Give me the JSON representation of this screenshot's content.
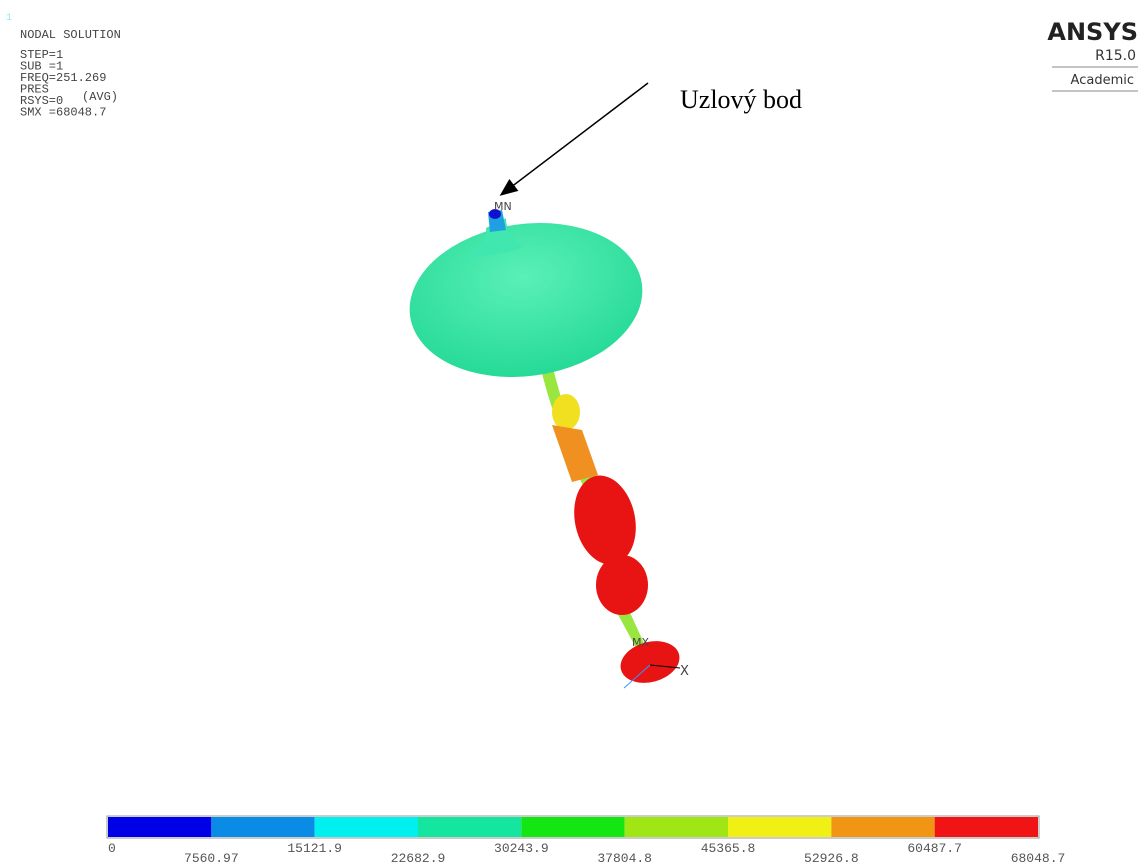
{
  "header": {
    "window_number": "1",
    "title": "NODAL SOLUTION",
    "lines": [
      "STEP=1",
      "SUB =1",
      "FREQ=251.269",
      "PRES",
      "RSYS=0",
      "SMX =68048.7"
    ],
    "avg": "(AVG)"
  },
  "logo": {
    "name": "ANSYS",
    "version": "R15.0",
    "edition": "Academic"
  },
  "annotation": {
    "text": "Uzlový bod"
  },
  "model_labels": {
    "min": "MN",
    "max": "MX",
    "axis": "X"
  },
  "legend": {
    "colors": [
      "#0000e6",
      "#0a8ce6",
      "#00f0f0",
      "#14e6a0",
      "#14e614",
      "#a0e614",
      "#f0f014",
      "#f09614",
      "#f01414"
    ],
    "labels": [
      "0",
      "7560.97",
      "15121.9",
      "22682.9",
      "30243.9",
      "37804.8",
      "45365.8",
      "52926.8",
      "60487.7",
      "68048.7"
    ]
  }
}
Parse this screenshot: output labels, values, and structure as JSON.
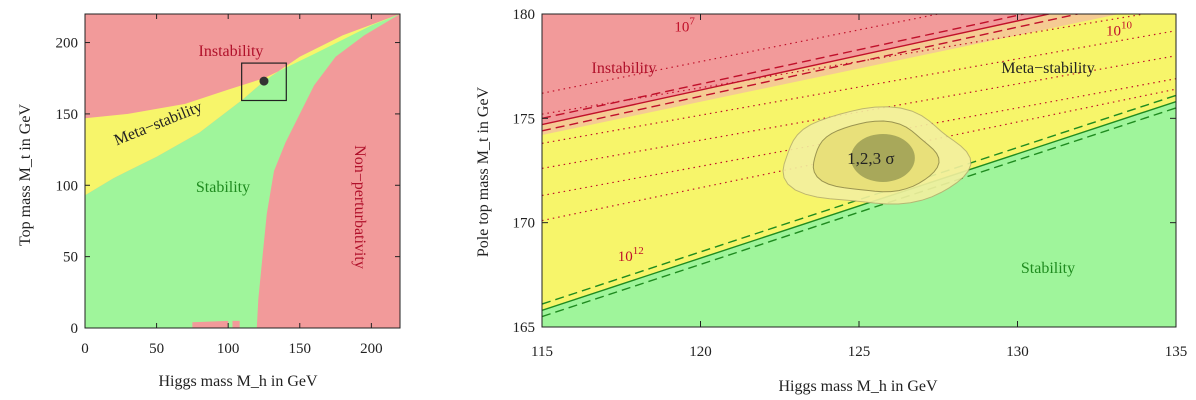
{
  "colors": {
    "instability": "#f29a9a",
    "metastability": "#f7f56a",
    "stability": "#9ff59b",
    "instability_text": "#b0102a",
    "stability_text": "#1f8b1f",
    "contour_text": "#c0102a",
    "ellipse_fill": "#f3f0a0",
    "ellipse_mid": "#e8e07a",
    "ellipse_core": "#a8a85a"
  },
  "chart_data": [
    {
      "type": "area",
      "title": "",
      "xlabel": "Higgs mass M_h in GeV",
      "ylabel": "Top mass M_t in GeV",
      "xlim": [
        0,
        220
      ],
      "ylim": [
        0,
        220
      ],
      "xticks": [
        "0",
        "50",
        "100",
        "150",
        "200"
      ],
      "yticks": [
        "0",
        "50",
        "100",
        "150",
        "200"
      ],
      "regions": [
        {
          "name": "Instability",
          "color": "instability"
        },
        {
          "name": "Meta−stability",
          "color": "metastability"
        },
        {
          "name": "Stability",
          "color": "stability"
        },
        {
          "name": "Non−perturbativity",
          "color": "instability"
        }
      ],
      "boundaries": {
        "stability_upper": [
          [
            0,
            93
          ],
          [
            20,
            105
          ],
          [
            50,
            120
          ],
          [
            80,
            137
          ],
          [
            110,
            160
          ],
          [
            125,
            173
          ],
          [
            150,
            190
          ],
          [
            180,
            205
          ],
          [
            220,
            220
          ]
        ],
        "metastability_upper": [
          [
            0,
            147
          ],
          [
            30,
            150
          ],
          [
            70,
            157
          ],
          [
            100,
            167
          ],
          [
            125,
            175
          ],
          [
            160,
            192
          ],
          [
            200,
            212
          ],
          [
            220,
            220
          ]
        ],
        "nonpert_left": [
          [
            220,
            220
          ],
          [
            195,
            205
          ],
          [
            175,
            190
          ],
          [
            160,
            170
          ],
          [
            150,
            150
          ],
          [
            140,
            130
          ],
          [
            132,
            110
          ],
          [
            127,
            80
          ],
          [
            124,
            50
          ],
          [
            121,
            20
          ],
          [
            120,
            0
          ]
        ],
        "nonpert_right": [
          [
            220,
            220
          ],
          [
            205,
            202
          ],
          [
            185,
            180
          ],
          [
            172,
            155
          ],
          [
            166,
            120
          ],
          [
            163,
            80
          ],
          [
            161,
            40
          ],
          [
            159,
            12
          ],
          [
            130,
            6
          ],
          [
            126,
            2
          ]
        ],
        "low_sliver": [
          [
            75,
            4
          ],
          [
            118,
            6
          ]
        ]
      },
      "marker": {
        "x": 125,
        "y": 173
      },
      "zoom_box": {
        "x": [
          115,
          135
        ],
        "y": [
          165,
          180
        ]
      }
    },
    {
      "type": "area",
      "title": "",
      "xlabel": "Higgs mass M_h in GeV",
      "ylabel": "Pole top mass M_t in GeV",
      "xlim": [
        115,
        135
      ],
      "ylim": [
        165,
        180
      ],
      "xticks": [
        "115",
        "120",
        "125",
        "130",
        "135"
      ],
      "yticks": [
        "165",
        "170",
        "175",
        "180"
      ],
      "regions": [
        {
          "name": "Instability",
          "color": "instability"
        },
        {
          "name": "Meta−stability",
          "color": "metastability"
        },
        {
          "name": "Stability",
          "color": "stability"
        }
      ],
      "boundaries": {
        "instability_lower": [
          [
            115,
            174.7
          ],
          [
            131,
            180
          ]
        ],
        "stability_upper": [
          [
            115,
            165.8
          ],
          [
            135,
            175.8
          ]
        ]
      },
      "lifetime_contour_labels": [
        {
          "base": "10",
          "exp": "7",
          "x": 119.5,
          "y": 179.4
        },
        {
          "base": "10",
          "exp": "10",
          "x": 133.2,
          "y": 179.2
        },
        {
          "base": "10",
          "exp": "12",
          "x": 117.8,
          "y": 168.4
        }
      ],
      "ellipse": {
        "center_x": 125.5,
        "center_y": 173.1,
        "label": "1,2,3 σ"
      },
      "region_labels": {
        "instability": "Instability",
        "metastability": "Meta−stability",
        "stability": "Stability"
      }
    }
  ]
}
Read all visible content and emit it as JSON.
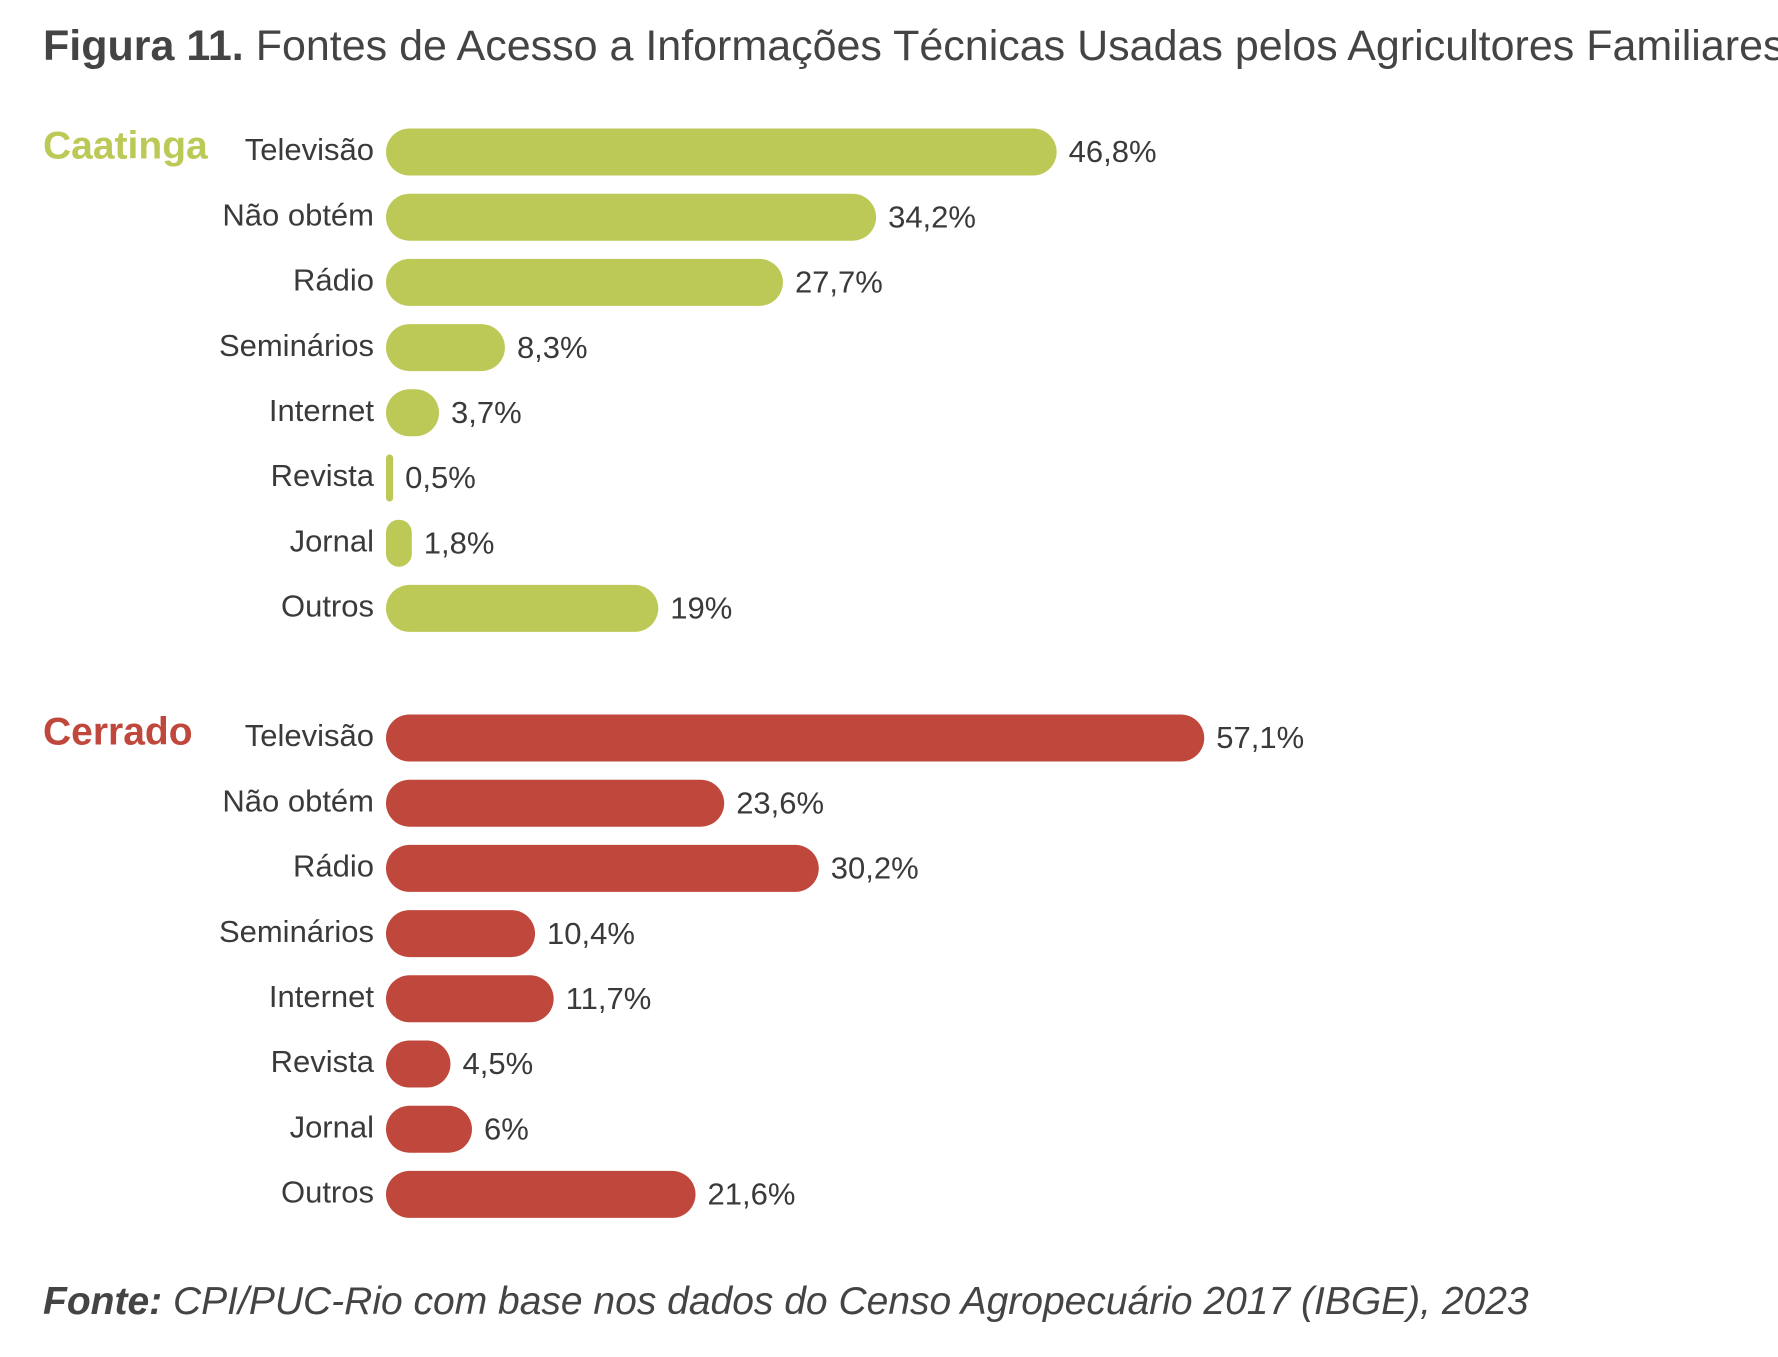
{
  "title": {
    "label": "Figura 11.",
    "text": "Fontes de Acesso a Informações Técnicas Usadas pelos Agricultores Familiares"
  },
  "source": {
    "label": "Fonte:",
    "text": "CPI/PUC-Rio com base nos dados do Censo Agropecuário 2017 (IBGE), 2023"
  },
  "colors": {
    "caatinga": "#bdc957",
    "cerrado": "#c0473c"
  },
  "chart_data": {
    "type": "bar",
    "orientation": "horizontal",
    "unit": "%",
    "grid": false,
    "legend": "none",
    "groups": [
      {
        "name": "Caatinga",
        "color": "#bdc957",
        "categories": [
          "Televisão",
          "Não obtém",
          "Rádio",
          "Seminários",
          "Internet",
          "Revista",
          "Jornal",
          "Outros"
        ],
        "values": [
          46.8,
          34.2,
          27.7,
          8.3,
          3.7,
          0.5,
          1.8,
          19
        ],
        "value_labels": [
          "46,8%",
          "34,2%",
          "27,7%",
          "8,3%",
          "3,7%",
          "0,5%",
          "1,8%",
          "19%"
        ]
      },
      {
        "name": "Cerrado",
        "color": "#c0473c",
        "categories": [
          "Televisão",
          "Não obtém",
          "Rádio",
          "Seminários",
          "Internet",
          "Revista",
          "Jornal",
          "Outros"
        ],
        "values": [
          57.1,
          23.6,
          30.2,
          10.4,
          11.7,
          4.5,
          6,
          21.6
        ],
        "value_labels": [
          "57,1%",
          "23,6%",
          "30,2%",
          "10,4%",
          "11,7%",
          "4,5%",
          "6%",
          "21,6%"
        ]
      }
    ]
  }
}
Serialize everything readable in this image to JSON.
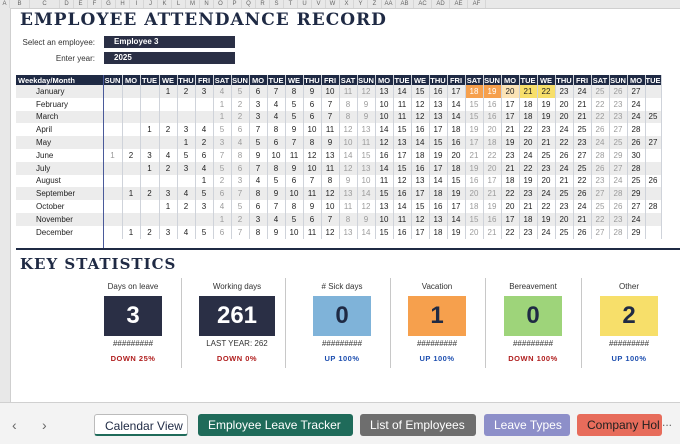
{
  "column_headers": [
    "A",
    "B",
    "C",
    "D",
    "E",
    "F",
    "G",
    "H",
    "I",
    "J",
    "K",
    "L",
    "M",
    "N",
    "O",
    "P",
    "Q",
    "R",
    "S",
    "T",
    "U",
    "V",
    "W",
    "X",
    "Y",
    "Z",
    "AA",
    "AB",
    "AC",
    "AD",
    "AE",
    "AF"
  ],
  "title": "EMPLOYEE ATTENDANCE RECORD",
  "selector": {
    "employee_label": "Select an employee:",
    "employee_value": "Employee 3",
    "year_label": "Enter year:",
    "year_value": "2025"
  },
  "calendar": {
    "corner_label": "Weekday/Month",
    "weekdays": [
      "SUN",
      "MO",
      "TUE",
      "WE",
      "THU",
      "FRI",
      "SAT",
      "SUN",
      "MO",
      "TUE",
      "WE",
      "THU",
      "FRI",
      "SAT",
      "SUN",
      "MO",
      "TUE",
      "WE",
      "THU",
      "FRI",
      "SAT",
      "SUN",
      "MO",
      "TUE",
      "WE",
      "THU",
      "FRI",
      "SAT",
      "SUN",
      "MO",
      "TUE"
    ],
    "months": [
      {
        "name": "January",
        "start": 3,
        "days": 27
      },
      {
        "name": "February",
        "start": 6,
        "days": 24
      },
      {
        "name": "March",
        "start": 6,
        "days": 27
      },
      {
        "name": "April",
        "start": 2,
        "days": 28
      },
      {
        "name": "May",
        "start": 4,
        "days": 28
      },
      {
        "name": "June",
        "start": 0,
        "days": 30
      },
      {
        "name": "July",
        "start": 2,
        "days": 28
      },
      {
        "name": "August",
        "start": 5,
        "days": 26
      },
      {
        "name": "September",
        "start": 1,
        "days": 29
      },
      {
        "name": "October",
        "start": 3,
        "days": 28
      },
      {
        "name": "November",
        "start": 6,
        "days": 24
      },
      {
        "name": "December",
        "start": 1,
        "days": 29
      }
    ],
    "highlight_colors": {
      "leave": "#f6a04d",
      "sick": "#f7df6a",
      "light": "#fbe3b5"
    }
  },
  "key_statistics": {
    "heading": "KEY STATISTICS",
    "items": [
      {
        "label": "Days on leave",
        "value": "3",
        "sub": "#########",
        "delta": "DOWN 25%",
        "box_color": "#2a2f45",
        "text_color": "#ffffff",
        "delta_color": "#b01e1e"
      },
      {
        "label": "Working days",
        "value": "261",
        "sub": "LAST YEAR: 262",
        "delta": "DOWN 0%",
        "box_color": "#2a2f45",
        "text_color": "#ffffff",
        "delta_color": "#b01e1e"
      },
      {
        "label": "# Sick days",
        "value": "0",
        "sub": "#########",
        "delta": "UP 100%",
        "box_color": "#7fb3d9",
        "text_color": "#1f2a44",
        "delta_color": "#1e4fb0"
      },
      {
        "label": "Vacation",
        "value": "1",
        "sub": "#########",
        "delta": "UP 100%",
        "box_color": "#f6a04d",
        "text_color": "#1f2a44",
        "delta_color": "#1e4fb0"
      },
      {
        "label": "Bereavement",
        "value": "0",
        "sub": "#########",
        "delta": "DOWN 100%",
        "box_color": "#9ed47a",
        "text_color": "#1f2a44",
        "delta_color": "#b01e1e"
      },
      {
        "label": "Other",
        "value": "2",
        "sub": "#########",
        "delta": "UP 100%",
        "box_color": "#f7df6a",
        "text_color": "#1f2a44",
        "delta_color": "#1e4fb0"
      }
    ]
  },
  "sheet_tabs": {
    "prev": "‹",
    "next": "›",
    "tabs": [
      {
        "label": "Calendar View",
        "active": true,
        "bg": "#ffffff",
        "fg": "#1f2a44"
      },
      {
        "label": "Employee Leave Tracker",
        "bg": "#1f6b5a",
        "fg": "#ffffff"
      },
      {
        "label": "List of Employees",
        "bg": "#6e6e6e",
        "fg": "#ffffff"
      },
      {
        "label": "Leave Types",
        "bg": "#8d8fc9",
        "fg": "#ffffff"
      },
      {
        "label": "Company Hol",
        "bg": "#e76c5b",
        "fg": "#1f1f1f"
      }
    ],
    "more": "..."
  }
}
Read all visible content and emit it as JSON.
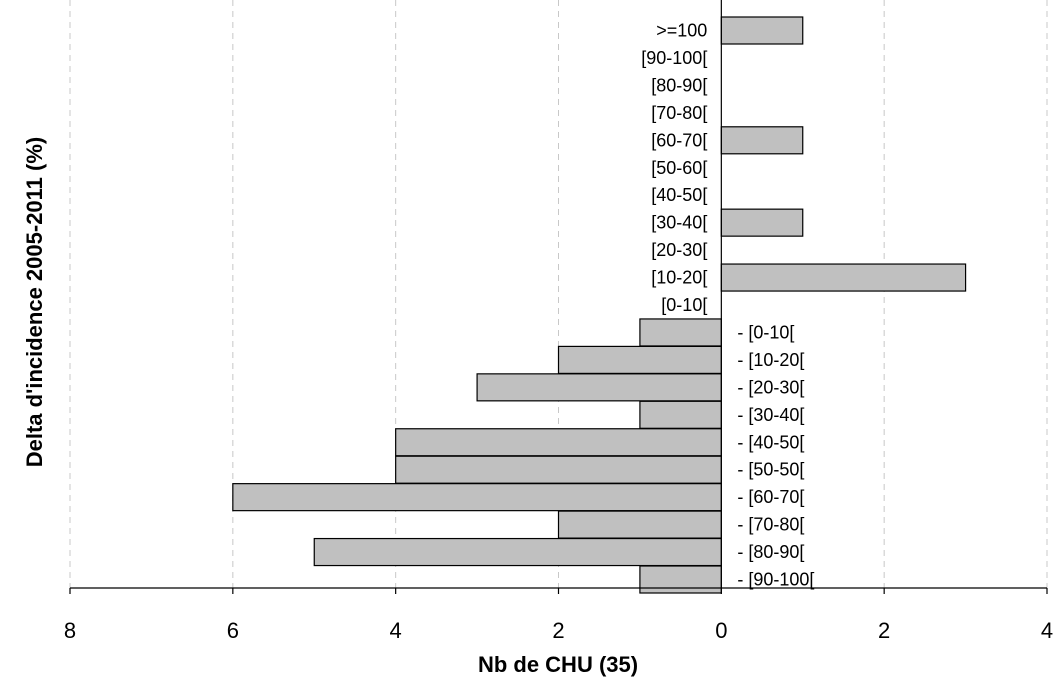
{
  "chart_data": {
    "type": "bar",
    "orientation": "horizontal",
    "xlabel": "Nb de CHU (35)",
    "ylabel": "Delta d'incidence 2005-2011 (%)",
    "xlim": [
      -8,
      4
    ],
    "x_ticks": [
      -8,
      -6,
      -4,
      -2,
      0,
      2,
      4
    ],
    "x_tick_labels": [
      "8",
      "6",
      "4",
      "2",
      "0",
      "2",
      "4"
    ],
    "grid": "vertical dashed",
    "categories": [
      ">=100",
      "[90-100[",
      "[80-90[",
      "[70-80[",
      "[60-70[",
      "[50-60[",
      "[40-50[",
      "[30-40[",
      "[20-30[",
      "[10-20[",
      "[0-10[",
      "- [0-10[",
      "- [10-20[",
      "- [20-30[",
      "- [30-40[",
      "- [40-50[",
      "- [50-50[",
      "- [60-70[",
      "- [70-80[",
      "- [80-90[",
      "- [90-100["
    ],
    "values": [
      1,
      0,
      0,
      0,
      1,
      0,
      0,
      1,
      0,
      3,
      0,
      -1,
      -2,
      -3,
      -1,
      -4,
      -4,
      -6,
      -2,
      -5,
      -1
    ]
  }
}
────────
TASK TO CARRY OUT.
Extract all lines from the material above that include the word "DOWN".

THE REPLY.
        "delta": "DOWN 25%",
        "delta": "DOWN 0%",
        "delta": "DOWN 100%",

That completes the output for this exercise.